Source data
========

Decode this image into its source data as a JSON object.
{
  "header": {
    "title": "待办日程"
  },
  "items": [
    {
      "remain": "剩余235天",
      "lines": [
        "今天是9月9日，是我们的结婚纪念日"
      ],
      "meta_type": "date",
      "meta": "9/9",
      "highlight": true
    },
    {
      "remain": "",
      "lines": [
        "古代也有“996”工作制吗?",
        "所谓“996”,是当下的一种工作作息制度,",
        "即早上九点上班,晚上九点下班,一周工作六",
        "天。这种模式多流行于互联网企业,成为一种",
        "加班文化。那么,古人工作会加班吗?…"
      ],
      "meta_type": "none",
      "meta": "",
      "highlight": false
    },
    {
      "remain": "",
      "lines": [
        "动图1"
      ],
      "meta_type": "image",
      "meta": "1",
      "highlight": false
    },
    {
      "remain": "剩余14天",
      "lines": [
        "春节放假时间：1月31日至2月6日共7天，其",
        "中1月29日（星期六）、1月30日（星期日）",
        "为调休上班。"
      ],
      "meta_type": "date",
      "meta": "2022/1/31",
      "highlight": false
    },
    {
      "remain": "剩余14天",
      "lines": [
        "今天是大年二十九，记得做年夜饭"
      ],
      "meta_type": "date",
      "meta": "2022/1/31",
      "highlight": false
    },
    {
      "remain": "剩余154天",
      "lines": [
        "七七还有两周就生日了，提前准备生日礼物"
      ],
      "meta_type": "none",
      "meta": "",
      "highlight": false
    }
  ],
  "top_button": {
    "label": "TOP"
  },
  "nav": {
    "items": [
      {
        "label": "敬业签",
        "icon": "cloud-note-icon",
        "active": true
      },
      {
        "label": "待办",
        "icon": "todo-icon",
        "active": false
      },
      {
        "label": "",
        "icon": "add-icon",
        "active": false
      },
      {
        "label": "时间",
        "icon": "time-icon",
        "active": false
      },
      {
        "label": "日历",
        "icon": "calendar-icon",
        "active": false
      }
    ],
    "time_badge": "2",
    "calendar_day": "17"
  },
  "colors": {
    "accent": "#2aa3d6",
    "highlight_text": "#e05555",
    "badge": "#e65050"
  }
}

========

▶ PROBLEM DESCRIPTION
Wherever the string "label" appears in the entries above, list that line.

▶ SOLVED PROBLEM
    "label": "TOP"
        "label": "敬业签",
        "label": "待办",
        "label": "",
        "label": "时间",
        "label": "日历",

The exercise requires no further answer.